Requirements:
A – Answer these questions from the Synth tab documentation:
(i) Which three waveforms does the Wave dial morph between, and at which positions?
(ii) What are the three noise colors offered by the Type control?
(iii) What does the Mutate control do?
B – Can you sum up the Synth tab documentation in two sentences?
C – Write the next part of the Synth tab documentation, continuing from its last line.

Excerpted text:
──────────────────────────────
The Synth tab has a separate synth engine for each generator module (Patterns, Arpeggiator, Chords). Use the Engine selector in the tab menu bar to switch between them. Each engine has its own independent set of tabs with identical controls.
Synth — Tab Menu Bar
- Engine — Selects which synth engine to edit: Patterns, Arpeggiator, or Chords. Each engine has fully independent sound settings.
- Randomize — Randomizes all synth parameters for the current engine (oscillators, filters, FX, LFOs, envelopes).
- Mutate — Makes small random tweaks to the current engine's parameters.
- Preset — Selects a synth preset for the current engine.
- Save — Saves the current synth configuration as a user preset.
Synth — Oscillators
The Oscillators tab contains three main oscillators, a noise oscillator, the amplitude envelope, analog character controls, and global settings. It uses tabs to organize the three oscillators (Osc 1, Osc 2, Osc 3) and the Noise oscillator into separate panels.

Oscillators 1–3
Each oscillator has the same set of controls:
- Wave — A continuous dial that morphs between Sine (left), Saw (center), and Square (right). Intermediate positions blend between waveforms smoothly.
- Coarse — Pitch tuning in semitones. Use this to set intervals between oscillators (e.g., +7 for a fifth, +12 for an octave).
- Fine — Fine pitch tuning in cents. Small detuning between oscillators creates a thicker, richer sound.
- Fat — Adds a detuned copy of the oscillator for a wider, fatter sound.
- Mix — Volume level of this oscillator in the overall mix.
Noise Oscillator
- Type — Noise color: White (bright, full spectrum), Pink (warmer, less high-frequency energy), or Focused (narrow band).
- Attack — How quickly the noise fades in.
- Decay — How quickly the noise fades out after the attack.
- Filter — Highpass filter on the noise signal. Higher values remove low frequencies, making the noise thinner and brighter.
- Mix — Volume level of the noise in the overall mix. Set to 0 to disable noise.
Amp Envelope (ADSR)
Controls the overall volume shape of each note:
- Attack — Time for the volume to rise from silence to full level.
- Decay — Time for the volume to fall from the peak to the sustain level.
- Sustain — Volume level held while the note is held down.
──────────────────────────────
Dataset content:
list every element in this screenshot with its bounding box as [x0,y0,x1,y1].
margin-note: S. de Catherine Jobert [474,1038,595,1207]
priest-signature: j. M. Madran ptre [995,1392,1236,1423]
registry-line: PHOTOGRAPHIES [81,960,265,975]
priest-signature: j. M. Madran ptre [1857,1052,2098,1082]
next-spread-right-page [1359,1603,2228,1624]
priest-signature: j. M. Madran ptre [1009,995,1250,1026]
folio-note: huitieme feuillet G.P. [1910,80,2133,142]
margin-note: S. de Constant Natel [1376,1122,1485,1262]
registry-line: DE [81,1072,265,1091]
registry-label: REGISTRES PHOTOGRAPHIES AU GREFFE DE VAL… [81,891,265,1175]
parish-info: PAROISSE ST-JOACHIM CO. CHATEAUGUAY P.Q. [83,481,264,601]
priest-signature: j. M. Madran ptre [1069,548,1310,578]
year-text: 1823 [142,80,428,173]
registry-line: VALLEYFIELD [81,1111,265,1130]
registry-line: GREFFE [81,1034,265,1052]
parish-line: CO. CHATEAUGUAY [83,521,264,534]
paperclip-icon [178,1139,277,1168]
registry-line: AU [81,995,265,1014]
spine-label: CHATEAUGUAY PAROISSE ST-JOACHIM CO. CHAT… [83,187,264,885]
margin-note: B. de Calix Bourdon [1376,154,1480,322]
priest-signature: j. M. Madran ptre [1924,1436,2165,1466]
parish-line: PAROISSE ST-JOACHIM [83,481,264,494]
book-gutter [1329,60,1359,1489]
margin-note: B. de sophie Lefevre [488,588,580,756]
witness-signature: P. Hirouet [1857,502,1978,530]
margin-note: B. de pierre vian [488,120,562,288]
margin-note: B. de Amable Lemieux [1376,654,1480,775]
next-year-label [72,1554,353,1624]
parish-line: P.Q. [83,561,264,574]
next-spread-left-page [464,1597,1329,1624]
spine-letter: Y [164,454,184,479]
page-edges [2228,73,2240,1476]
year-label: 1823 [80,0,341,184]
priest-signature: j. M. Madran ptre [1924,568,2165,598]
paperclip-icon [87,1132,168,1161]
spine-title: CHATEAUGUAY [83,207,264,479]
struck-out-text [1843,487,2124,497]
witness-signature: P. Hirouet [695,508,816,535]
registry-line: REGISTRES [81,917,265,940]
──────────────────────────────
Answer set:
A –
(i) Sine on the left, Saw in the center, and Square on the right.
(ii) White, Pink, and Focused.
(iii) It makes small random tweaks to the current engine's parameters.

B – The Synth tab has a separate engine for each generator module (Patterns, Arpeggiator, and Chords), chosen with the Engine selector. Each engine has identical but independent controls, including a menu bar for randomizing, mutating, and saving presets and an Oscillators tab with three main oscillators, a noise oscillator, and an amplitude envelope.

C –
- Release — Time for the volume to fade to silence after the note is released.
Analog Section
Adds imperfections that simulate analog hardware:
- Drift — Random pitch drift over time, simulating unstable analog oscillators.
- Phase Random — Randomizes the starting phase of oscillators on each note, preventing the identical attack transient that digital oscillators produce.
- Unison — Global unison detune amount applied across all oscillators.
Global Section
- Volume — Overall volume feeding into the FX chain.
- Octave — Global octave shift applied to all oscillators.
The Oscillators tab has Randomize and Mutate buttons that affect both oscillator and filter parameters together.
Synth — Filters
Snorkel provides dual filters with flexible routing. Each filter has its own set of controls and a dedicated modulation envelope.

Routing
- Routing — How the two filters are connected. Options: Filter 1 only, Filter 2 only, Parallel (signal splits to both, mixed via the Mix control), Serial (signal flows through Filter 1 then Filter 2), Off.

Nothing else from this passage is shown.